**Tasks to perform:**
1: In the text on small-dollar bank loans, what year did the FDIC start its Small Dollar Loan Pilot?
2: Write out the text on small-dollar bank loans word for word, from "Financial institutions (FIs)" up to and including "or advance lending.".

**Document excerpt:**
________
Financial institutions (FIs) determined a long time ago that it was hard to earn a profit making consumer loans for a few hundred dollars. As Mark Pearce of the FDIC commented in 2012 on reviewing the FDIC’s Small Dollar Loan Pilot started in 2008, “the interest income and fees generated were not always sufficient to achieve short-term profitability.” And equally daunting are fears about how to steer clear of regulatory concerns with the recent CFPB, FDIC and OCC moves against any form of bank payday or advance lending.
Yet, the market demand for small dollar loans under $1,000 is large and growing. Our research shows existing bank customers pay nonbank providers nearly the equivalent of what FIs earn in overdraft fees for small-dollar loan services, and thesecustomers are not paying overdraft fees. For the most part, this customer segment does not use high annual percentage rate (APR) payday loans but rather accepts other alternatives such as late payment fees. Fortunately for them, this market for small dollar loans and alternatives has been disrupted and remade in recent years through better product design, alternative underwriting and improved online service and protection for consumers.
________
**Material supplied:**
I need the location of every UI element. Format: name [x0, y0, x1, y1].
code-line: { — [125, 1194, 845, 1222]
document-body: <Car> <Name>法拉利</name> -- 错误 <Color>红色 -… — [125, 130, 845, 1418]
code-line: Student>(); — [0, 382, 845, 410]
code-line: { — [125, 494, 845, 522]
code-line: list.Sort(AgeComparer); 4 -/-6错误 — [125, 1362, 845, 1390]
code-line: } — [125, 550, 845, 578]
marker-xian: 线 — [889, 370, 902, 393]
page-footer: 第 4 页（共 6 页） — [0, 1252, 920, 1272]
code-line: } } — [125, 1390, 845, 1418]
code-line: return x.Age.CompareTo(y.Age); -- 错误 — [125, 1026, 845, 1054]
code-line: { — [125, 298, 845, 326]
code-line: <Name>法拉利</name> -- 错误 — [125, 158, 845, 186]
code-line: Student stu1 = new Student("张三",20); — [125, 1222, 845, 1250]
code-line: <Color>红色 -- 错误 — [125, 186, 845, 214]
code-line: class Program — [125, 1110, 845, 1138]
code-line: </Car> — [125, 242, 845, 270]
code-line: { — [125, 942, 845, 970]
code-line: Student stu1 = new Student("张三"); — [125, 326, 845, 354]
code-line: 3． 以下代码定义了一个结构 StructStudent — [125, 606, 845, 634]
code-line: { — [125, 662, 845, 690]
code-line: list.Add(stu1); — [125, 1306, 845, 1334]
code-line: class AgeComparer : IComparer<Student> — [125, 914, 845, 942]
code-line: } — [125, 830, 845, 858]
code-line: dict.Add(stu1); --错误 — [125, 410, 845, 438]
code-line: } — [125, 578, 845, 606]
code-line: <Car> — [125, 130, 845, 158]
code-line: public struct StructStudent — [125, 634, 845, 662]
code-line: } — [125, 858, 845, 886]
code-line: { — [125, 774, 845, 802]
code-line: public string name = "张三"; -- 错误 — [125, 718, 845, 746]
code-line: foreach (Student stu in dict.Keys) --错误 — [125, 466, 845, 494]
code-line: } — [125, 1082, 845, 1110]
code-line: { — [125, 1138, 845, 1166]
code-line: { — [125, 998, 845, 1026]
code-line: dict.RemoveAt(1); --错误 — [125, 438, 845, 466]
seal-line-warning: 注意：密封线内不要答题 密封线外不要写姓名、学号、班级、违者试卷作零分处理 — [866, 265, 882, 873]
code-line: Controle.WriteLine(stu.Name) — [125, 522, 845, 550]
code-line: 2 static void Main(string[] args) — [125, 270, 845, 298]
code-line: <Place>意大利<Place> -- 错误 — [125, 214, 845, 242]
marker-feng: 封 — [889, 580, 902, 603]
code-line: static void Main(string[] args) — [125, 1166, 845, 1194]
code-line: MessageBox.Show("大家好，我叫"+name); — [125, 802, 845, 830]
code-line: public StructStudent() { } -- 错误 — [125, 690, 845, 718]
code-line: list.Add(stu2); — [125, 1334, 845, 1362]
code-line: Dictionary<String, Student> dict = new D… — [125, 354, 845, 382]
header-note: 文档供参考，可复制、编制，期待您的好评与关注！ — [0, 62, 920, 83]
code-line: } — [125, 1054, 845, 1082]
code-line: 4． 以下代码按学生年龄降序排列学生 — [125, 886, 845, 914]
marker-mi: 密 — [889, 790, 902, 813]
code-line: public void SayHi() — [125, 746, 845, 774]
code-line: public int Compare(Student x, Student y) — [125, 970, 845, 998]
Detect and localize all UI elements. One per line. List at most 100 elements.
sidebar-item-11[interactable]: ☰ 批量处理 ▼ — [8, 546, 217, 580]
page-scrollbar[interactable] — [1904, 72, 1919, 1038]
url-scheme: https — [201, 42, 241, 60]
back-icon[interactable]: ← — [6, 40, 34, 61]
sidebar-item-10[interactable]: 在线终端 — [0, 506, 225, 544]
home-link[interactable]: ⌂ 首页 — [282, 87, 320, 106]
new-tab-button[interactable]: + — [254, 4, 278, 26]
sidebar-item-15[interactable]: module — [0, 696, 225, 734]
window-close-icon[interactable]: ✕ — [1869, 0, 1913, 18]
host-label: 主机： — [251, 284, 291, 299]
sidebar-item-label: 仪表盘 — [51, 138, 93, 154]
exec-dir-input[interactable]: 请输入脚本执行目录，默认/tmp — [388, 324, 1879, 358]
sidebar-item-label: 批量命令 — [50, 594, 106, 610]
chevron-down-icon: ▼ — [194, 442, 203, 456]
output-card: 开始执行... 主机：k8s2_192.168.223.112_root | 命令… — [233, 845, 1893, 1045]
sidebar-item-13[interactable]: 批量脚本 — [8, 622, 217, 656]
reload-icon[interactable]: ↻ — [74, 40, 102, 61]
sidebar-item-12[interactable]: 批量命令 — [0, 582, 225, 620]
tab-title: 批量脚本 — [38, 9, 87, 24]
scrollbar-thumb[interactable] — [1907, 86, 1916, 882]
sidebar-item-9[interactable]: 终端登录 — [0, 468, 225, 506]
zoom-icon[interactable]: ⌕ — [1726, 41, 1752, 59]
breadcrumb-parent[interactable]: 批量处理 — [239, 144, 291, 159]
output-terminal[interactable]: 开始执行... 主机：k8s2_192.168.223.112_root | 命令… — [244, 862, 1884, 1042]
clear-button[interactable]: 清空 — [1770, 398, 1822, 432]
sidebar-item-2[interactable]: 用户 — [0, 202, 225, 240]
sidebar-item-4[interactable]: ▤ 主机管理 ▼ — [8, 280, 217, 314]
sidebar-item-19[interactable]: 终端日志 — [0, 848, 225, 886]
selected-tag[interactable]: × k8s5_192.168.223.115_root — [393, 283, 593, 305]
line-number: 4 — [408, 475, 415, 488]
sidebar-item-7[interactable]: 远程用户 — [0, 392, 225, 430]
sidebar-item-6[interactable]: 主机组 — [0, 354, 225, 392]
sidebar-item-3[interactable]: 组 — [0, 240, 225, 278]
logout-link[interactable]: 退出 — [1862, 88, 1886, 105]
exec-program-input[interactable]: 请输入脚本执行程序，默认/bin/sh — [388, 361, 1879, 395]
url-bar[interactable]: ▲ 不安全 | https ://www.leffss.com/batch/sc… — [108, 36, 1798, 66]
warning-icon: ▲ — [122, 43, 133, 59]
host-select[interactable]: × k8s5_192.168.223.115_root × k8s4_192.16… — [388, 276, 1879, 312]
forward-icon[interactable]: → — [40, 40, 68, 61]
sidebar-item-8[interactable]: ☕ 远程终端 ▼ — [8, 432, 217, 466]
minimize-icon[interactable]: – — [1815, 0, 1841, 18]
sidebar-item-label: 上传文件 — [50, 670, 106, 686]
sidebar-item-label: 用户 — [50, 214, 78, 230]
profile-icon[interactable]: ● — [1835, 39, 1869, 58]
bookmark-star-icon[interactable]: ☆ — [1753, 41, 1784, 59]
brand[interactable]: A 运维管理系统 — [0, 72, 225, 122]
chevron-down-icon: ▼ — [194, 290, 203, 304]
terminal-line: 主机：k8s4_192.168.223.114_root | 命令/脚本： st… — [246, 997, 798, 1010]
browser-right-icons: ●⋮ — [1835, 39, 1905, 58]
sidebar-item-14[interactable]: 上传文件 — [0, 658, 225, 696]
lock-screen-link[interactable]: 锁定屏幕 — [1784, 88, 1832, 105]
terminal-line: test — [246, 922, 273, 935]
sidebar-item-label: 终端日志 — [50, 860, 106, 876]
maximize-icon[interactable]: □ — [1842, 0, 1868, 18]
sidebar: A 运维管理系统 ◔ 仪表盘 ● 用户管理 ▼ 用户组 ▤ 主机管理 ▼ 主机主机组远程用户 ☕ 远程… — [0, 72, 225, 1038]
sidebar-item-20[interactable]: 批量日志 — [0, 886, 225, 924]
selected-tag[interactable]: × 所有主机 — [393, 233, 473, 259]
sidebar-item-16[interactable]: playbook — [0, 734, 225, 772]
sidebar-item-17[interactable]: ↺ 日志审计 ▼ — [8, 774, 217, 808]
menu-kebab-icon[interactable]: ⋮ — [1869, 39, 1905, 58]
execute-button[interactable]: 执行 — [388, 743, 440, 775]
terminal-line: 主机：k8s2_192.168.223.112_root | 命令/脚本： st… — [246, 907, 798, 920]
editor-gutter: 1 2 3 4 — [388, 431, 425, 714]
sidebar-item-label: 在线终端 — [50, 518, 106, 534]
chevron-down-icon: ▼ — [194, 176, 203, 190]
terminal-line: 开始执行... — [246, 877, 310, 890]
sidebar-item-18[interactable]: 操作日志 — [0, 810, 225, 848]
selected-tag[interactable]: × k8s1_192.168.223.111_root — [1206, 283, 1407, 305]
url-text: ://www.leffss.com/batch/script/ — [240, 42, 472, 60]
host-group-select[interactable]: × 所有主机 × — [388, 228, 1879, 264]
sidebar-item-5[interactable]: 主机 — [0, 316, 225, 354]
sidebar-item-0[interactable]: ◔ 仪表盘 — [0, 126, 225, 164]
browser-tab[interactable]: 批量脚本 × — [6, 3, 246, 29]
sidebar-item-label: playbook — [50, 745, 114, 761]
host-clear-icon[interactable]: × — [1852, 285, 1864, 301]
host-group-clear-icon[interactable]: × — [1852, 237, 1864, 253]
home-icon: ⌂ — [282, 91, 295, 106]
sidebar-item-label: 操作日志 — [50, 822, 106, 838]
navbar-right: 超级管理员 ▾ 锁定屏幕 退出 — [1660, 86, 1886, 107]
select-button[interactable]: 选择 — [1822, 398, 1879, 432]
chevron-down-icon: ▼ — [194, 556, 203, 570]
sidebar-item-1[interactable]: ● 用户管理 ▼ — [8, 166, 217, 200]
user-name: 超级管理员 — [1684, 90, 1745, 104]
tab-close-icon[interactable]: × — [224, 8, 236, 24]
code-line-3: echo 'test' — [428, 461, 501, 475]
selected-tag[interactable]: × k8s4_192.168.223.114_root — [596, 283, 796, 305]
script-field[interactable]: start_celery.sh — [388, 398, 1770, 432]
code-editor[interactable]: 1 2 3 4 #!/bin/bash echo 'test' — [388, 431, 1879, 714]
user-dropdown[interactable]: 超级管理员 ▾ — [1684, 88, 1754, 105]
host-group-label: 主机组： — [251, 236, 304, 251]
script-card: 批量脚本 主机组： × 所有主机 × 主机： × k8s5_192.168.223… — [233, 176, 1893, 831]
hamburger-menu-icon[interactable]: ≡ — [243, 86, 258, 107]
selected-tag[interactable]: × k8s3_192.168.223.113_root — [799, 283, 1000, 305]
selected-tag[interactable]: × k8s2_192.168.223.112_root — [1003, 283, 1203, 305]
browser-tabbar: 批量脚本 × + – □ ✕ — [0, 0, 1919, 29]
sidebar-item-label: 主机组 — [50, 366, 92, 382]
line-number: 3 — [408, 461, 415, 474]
________
**Outputs for the tasks:**
1: 2008

2:
Financial institutions (FIs) determined a long time ago that it was hard to earn a profit making consumer loans for a few hundred dollars. As Mark Pearce of the FDIC commented in 2012 on reviewing the FDIC’s Small Dollar Loan Pilot started in 2008, “the interest income and fees generated were not always sufficient to achieve short-term profitability.” And equally daunting are fears about how to steer clear of regulatory concerns with the recent CFPB, FDIC and OCC moves against any form of bank payday or advance lending.